Check the listing below for lines with the word "payments" and say how many there are, with nothing but the number.
START
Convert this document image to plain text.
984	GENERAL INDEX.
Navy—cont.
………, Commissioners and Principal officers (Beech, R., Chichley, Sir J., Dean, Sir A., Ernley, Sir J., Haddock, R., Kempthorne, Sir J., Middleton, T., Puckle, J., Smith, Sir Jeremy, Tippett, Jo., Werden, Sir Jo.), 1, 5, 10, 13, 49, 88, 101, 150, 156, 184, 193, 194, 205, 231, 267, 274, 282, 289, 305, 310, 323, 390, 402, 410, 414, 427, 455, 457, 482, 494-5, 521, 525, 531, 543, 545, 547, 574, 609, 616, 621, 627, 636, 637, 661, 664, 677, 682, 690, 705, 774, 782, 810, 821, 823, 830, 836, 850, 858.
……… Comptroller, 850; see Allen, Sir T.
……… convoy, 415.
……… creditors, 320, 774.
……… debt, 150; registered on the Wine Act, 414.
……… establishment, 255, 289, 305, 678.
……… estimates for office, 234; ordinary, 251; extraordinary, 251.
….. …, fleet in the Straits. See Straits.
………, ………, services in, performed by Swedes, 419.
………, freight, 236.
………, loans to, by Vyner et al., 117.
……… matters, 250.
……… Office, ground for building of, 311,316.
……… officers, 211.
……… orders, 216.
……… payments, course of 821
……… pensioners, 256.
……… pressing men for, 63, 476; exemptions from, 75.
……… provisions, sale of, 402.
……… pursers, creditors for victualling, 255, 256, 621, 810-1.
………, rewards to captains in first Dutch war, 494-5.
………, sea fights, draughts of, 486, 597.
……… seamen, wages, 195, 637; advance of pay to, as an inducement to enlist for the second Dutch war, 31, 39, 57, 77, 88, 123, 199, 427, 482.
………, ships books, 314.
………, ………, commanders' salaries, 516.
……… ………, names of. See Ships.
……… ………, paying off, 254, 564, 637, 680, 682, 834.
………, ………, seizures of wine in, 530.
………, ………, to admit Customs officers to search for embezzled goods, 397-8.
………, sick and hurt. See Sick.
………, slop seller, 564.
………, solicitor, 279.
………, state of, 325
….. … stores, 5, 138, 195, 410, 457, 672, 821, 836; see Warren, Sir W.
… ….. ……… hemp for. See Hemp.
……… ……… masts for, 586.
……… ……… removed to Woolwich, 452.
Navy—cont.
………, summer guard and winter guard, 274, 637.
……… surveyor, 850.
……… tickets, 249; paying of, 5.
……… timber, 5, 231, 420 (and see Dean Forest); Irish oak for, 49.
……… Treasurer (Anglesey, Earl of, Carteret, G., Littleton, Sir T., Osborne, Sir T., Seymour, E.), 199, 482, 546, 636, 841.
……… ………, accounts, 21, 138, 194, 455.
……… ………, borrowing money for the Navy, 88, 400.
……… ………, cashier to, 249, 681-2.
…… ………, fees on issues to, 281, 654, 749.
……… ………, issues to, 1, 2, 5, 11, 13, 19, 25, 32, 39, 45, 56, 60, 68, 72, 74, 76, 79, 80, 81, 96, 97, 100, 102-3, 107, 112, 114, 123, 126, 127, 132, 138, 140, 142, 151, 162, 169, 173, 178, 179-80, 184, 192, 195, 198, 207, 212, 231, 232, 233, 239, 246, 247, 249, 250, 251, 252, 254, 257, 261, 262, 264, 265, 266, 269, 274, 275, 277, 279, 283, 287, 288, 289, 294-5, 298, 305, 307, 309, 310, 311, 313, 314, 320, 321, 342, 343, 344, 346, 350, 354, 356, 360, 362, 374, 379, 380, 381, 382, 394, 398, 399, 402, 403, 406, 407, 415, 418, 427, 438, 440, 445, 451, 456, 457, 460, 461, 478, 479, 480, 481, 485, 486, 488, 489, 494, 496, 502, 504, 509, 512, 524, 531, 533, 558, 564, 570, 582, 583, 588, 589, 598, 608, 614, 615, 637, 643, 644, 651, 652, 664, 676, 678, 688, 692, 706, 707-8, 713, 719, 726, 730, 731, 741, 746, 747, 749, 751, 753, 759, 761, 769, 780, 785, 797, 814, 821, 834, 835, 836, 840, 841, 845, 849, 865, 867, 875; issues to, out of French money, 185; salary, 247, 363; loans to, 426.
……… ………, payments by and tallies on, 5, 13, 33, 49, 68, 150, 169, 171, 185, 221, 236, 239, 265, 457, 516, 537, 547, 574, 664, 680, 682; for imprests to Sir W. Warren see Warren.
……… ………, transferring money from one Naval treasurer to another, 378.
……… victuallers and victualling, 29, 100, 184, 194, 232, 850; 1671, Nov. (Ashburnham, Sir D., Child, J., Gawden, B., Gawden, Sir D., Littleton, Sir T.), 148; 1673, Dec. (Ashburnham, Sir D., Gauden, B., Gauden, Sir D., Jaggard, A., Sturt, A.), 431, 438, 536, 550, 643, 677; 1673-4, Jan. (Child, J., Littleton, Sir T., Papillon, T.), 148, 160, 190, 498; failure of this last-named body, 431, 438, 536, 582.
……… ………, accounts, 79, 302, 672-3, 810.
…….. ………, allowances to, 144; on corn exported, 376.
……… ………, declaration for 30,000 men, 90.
END
→ THE ANSWER
2